start AVAILABLE DATA

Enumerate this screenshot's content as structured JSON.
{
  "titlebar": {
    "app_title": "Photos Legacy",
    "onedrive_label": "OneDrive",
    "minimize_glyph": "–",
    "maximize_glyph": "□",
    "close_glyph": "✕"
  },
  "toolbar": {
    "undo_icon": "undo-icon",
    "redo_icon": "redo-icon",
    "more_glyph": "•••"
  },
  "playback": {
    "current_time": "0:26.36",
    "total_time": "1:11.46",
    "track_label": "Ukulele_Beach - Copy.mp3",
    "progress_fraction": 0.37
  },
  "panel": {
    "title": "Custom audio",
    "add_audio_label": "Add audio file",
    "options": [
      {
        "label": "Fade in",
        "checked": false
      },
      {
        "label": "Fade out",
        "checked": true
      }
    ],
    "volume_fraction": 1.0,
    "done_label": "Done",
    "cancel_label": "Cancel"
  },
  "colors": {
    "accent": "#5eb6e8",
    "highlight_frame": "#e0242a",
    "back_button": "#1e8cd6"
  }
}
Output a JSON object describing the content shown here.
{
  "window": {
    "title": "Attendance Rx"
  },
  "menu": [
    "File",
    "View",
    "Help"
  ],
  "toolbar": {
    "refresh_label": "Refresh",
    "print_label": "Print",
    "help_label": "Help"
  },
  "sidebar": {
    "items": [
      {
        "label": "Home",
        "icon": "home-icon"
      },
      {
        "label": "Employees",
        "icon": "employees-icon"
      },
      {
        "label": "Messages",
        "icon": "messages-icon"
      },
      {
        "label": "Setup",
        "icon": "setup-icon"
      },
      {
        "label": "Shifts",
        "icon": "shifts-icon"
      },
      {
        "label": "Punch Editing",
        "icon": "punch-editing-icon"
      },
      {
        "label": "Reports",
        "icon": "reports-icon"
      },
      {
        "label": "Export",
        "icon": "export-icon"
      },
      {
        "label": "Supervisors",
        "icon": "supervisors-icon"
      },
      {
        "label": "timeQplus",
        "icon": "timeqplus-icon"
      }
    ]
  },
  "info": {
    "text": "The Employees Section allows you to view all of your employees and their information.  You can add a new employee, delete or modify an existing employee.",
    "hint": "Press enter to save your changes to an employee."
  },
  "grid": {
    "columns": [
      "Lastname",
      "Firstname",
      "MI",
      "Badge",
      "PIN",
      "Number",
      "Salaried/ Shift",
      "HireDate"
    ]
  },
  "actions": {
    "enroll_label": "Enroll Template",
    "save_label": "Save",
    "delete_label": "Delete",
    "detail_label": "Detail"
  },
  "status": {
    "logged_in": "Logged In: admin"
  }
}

end AVAILABLE DATA

→ EXERCISE AIM
Write out every entry again, keeping each line exactly the same.

→ PROBLEM SOLUTION
Enumerate this screenshot's content as structured JSON.
{
  "titlebar": {
    "app_title": "Photos Legacy",
    "onedrive_label": "OneDrive",
    "minimize_glyph": "–",
    "maximize_glyph": "□",
    "close_glyph": "✕"
  },
  "toolbar": {
    "undo_icon": "undo-icon",
    "redo_icon": "redo-icon",
    "more_glyph": "•••"
  },
  "playback": {
    "current_time": "0:26.36",
    "total_time": "1:11.46",
    "track_label": "Ukulele_Beach - Copy.mp3",
    "progress_fraction": 0.37
  },
  "panel": {
    "title": "Custom audio",
    "add_audio_label": "Add audio file",
    "options": [
      {
        "label": "Fade in",
        "checked": false
      },
      {
        "label": "Fade out",
        "checked": true
      }
    ],
    "volume_fraction": 1.0,
    "done_label": "Done",
    "cancel_label": "Cancel"
  },
  "colors": {
    "accent": "#5eb6e8",
    "highlight_frame": "#e0242a",
    "back_button": "#1e8cd6"
  }
}
Output a JSON object describing the content shown here.
{
  "window": {
    "title": "Attendance Rx"
  },
  "menu": [
    "File",
    "View",
    "Help"
  ],
  "toolbar": {
    "refresh_label": "Refresh",
    "print_label": "Print",
    "help_label": "Help"
  },
  "sidebar": {
    "items": [
      {
        "label": "Home",
        "icon": "home-icon"
      },
      {
        "label": "Employees",
        "icon": "employees-icon"
      },
      {
        "label": "Messages",
        "icon": "messages-icon"
      },
      {
        "label": "Setup",
        "icon": "setup-icon"
      },
      {
        "label": "Shifts",
        "icon": "shifts-icon"
      },
      {
        "label": "Punch Editing",
        "icon": "punch-editing-icon"
      },
      {
        "label": "Reports",
        "icon": "reports-icon"
      },
      {
        "label": "Export",
        "icon": "export-icon"
      },
      {
        "label": "Supervisors",
        "icon": "supervisors-icon"
      },
      {
        "label": "timeQplus",
        "icon": "timeqplus-icon"
      }
    ]
  },
  "info": {
    "text": "The Employees Section allows you to view all of your employees and their information.  You can add a new employee, delete or modify an existing employee.",
    "hint": "Press enter to save your changes to an employee."
  },
  "grid": {
    "columns": [
      "Lastname",
      "Firstname",
      "MI",
      "Badge",
      "PIN",
      "Number",
      "Salaried/ Shift",
      "HireDate"
    ]
  },
  "actions": {
    "enroll_label": "Enroll Template",
    "save_label": "Save",
    "delete_label": "Delete",
    "detail_label": "Detail"
  },
  "status": {
    "logged_in": "Logged In: admin"
  }
}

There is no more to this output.